▶ STATED TASK
Each record is to be transcribed exactly.

++++ DATA LINES ++++

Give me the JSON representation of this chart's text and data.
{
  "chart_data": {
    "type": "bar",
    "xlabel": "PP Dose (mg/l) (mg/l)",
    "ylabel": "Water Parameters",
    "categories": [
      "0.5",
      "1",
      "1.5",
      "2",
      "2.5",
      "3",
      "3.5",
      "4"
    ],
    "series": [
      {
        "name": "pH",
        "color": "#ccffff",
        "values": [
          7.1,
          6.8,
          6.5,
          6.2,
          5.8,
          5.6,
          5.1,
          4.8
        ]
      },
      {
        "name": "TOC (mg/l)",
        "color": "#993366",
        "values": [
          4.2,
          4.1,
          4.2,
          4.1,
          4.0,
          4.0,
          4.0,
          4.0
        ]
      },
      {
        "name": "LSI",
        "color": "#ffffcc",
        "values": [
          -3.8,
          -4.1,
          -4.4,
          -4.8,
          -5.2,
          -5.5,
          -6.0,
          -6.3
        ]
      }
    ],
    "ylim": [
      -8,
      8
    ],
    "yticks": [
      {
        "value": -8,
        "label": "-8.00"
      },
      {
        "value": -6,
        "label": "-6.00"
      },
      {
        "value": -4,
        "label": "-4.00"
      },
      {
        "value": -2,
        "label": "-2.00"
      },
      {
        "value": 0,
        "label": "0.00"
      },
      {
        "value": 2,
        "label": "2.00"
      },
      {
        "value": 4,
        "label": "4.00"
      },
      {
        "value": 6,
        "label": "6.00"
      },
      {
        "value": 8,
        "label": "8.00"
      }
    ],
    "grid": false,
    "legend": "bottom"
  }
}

++++

▶ RESULT OF THE TASK
Give me the JSON representation of this chart's text and data.
{
  "chart_data": {
    "type": "bar",
    "xlabel": "PP Dose (mg/l) (mg/l)",
    "ylabel": "Water Parameters",
    "categories": [
      "0.5",
      "1",
      "1.5",
      "2",
      "2.5",
      "3",
      "3.5",
      "4"
    ],
    "series": [
      {
        "name": "pH",
        "color": "#ccffff",
        "values": [
          7.1,
          6.8,
          6.5,
          6.2,
          5.8,
          5.6,
          5.1,
          4.8
        ]
      },
      {
        "name": "TOC (mg/l)",
        "color": "#993366",
        "values": [
          4.2,
          4.1,
          4.2,
          4.1,
          4.0,
          4.0,
          4.0,
          4.0
        ]
      },
      {
        "name": "LSI",
        "color": "#ffffcc",
        "values": [
          -3.8,
          -4.1,
          -4.4,
          -4.8,
          -5.2,
          -5.5,
          -6.0,
          -6.3
        ]
      }
    ],
    "ylim": [
      -8,
      8
    ],
    "yticks": [
      {
        "value": -8,
        "label": "-8.00"
      },
      {
        "value": -6,
        "label": "-6.00"
      },
      {
        "value": -4,
        "label": "-4.00"
      },
      {
        "value": -2,
        "label": "-2.00"
      },
      {
        "value": 0,
        "label": "0.00"
      },
      {
        "value": 2,
        "label": "2.00"
      },
      {
        "value": 4,
        "label": "4.00"
      },
      {
        "value": 6,
        "label": "6.00"
      },
      {
        "value": 8,
        "label": "8.00"
      }
    ],
    "grid": false,
    "legend": "bottom"
  }
}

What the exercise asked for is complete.